* start SELECTED TEXT *

# Duck Kabob



## luvr29 (Dec 14, 2006)

Serves 4

INGREDIENTS:

16 oz. duck breasts, cut into 1 inch chunks

1 onion, coarsely chopped

½ cup sunflower oil

1 cup white wine

1 cup Calvados

½ cup applesauce

a spinach salad to serve

soft crusty rolls to serve

METHOD:

Combine onion, oil, white wine, Calvados and applesauce. Add duck pieces and coat thoroughly. Cover and chill for 5 hours.

Preheat grill to hot. Using metal skewers, pierce centers of each piece until full. Balance skewers on a grill pan and cook for 5 minutes each side, or until juices run clean. Serve hot with a spinach salad and soft crusty rolls.

For more tasty recipes:
http://www.essortment.com/in/Recipes.BB ... /index.htm


----------



## KEN W (Feb 22, 2002)

What are..... Calvados :huh:


----------



## Goldy's Pal (Jan 6, 2004)

I was wondering that one too. Not to change the subject but anyone ever try sprinkling some brown sugar on duck in a recipe? Just curious.


----------



## jhegg (May 29, 2004)

* end SELECTED TEXT *

● WHAT YOU WILL DO
1 > Translate this sentence from the duck kabob thread into Spanish: "Combine onion, oil, white wine, Calvados and applesauce."
2 > Continue the duck kabob thread by writing the post that follows its final heading.

* start MATERIAL SUPPLIED *

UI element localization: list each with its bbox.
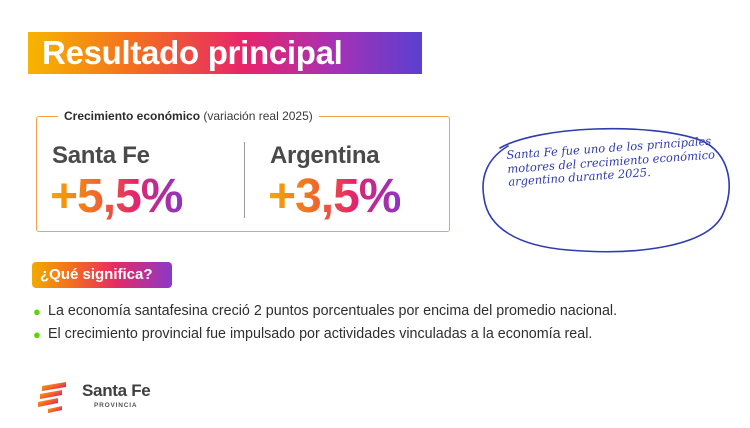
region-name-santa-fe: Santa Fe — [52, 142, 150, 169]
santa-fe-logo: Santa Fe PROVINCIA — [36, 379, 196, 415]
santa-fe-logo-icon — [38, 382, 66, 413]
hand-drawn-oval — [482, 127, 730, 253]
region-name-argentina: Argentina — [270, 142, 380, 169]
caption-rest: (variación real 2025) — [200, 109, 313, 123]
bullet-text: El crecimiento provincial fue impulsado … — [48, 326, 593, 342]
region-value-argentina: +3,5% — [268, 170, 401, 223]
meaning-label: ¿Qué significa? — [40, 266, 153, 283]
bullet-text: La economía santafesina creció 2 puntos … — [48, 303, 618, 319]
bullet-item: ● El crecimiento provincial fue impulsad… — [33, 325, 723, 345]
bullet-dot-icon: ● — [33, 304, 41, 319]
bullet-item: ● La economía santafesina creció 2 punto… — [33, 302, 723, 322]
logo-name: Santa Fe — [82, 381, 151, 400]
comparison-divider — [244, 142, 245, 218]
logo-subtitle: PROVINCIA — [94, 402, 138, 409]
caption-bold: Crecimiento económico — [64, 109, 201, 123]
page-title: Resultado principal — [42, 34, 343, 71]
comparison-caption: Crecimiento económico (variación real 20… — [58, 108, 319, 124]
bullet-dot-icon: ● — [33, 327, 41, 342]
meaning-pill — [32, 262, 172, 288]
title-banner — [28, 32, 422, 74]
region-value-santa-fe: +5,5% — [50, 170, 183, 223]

* end MATERIAL SUPPLIED *

● TASK-BY-TASK OUTPUTS
1 > Combine la cebolla, el aceite, el vino blanco, el Calvados y la compota de manzana.

2 >
Calvados

Apple Brandy

Calvados - Distilled cider is a long established tradition. The first official written references date from the 16th century, long before it took the name of Calvados. The first distillation of cider yields an intermediate product, the « petites eaux », with a strength of about 30°. The heads and tails, which contain undesirable compounds, are carefully eliminated.

These « petites eaux » are then heated for the second distillation, the « bonne chauffe ». The heads and tails are once again eliminated. The Calvados produced has a strength of 70°.

As it emerges from the still, Calvados is colorless, produces a burning sensation on the palate, and gives off an aroma of fruit and alcohol.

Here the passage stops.